**Exercise:** Copy out the whole listing exactly as written, leaving the pictures behind.

**Working data:**
___
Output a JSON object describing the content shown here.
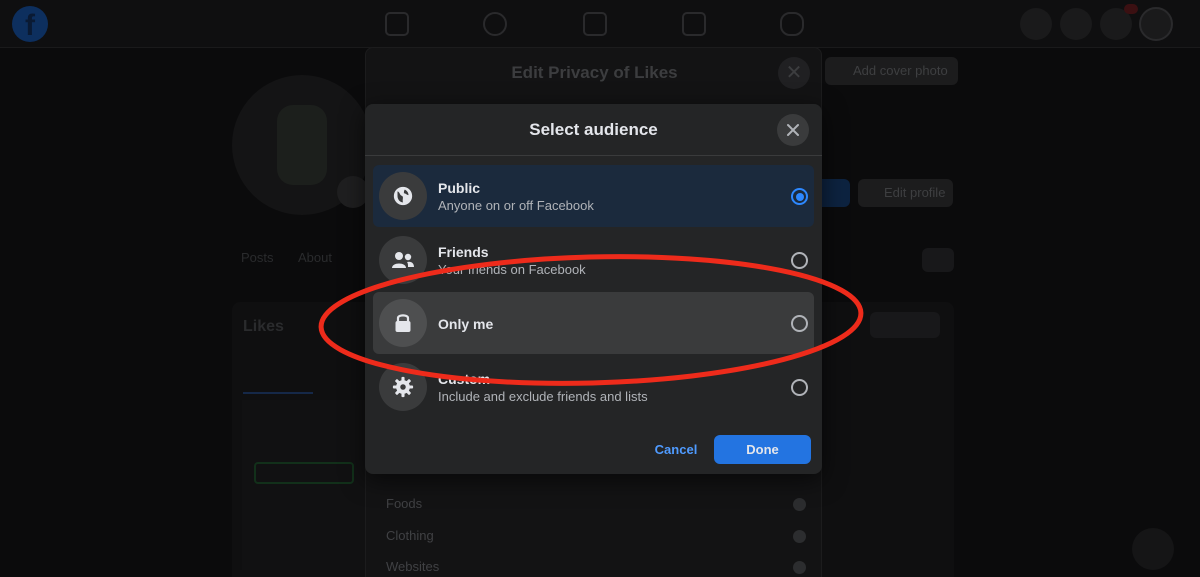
{
  "background": {
    "cover_button": "Add cover photo",
    "edit_profile_button": "Edit profile",
    "tabs": [
      "Posts",
      "About"
    ],
    "likes_title": "Likes",
    "likes_categories": [
      "Foods",
      "Clothing",
      "Websites"
    ]
  },
  "outer_modal": {
    "title": "Edit Privacy of Likes"
  },
  "dialog": {
    "title": "Select audience",
    "options": [
      {
        "label": "Public",
        "sub": "Anyone on or off Facebook",
        "icon": "globe-icon",
        "selected": true
      },
      {
        "label": "Friends",
        "sub": "Your friends on Facebook",
        "icon": "friends-icon",
        "selected": false
      },
      {
        "label": "Only me",
        "sub": "",
        "icon": "lock-icon",
        "selected": false
      },
      {
        "label": "Custom",
        "sub": "Include and exclude friends and lists",
        "icon": "gear-icon",
        "selected": false
      }
    ],
    "cancel_label": "Cancel",
    "done_label": "Done"
  },
  "colors": {
    "accent": "#2d88ff",
    "primary_button": "#2374e1",
    "annotation": "#ee2b1b"
  }
}
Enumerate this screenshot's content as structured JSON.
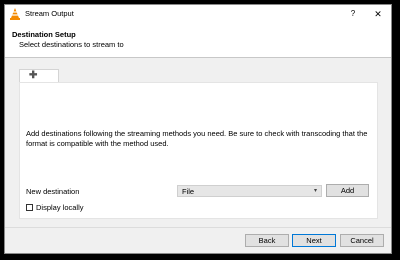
{
  "window": {
    "title": "Stream Output",
    "help_label": "?",
    "close_label": "✕"
  },
  "header": {
    "title": "Destination Setup",
    "subtitle": "Select destinations to stream to"
  },
  "tabs": [
    {
      "icon": "plus-icon",
      "label": "✚"
    }
  ],
  "panel": {
    "info_text": "Add destinations following the streaming methods you need. Be sure to check with transcoding that the format is compatible with the method used.",
    "new_destination_label": "New destination",
    "destination_select": {
      "value": "File",
      "arrow": "▾"
    },
    "add_label": "Add",
    "display_locally_label": "Display locally",
    "display_locally_checked": false
  },
  "footer": {
    "back_label": "Back",
    "next_label": "Next",
    "cancel_label": "Cancel"
  },
  "colors": {
    "vlc_orange": "#f48a00",
    "focus_border": "#0078d7"
  }
}
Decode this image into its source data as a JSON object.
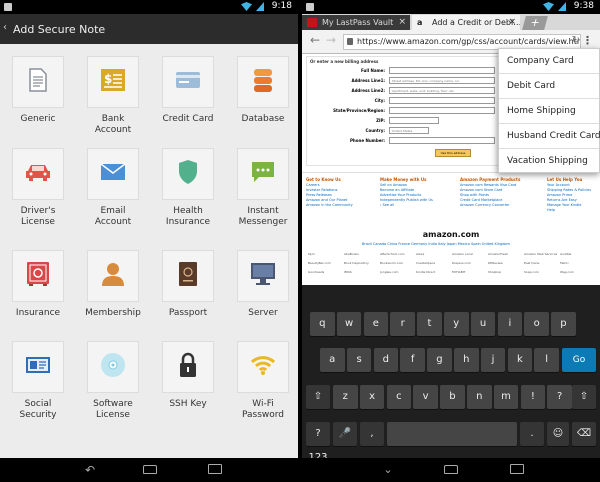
___
**Answer to the task:**
Output a JSON object describing the content shown here.
{
  "background": {
    "cover_button": "Add cover photo",
    "edit_profile_button": "Edit profile",
    "tabs": [
      "Posts",
      "About"
    ],
    "likes_title": "Likes",
    "likes_categories": [
      "Foods",
      "Clothing",
      "Websites"
    ]
  },
  "outer_modal": {
    "title": "Edit Privacy of Likes"
  },
  "dialog": {
    "title": "Select audience",
    "options": [
      {
        "label": "Public",
        "sub": "Anyone on or off Facebook",
        "icon": "globe-icon",
        "selected": true
      },
      {
        "label": "Friends",
        "sub": "Your friends on Facebook",
        "icon": "friends-icon",
        "selected": false
      },
      {
        "label": "Only me",
        "sub": "",
        "icon": "lock-icon",
        "selected": false
      },
      {
        "label": "Custom",
        "sub": "Include and exclude friends and lists",
        "icon": "gear-icon",
        "selected": false
      }
    ],
    "cancel_label": "Cancel",
    "done_label": "Done"
  },
  "colors": {
    "accent": "#2d88ff",
    "primary_button": "#2374e1",
    "annotation": "#ee2b1b"
  }
}
Enumerate this screenshot's content as structured JSON.
{
  "window": {
    "title": "Stream Output",
    "help_label": "?",
    "close_label": "✕"
  },
  "header": {
    "title": "Destination Setup",
    "subtitle": "Select destinations to stream to"
  },
  "tabs": [
    {
      "icon": "plus-icon",
      "label": "✚"
    }
  ],
  "panel": {
    "info_text": "Add destinations following the streaming methods you need. Be sure to check with transcoding that the format is compatible with the method used.",
    "new_destination_label": "New destination",
    "destination_select": {
      "value": "File",
      "arrow": "▾"
    },
    "add_label": "Add",
    "display_locally_label": "Display locally",
    "display_locally_checked": false
  },
  "footer": {
    "back_label": "Back",
    "next_label": "Next",
    "cancel_label": "Cancel"
  },
  "colors": {
    "vlc_orange": "#f48a00",
    "focus_border": "#0078d7"
  }
}
Decode this image into its source data as a JSON object.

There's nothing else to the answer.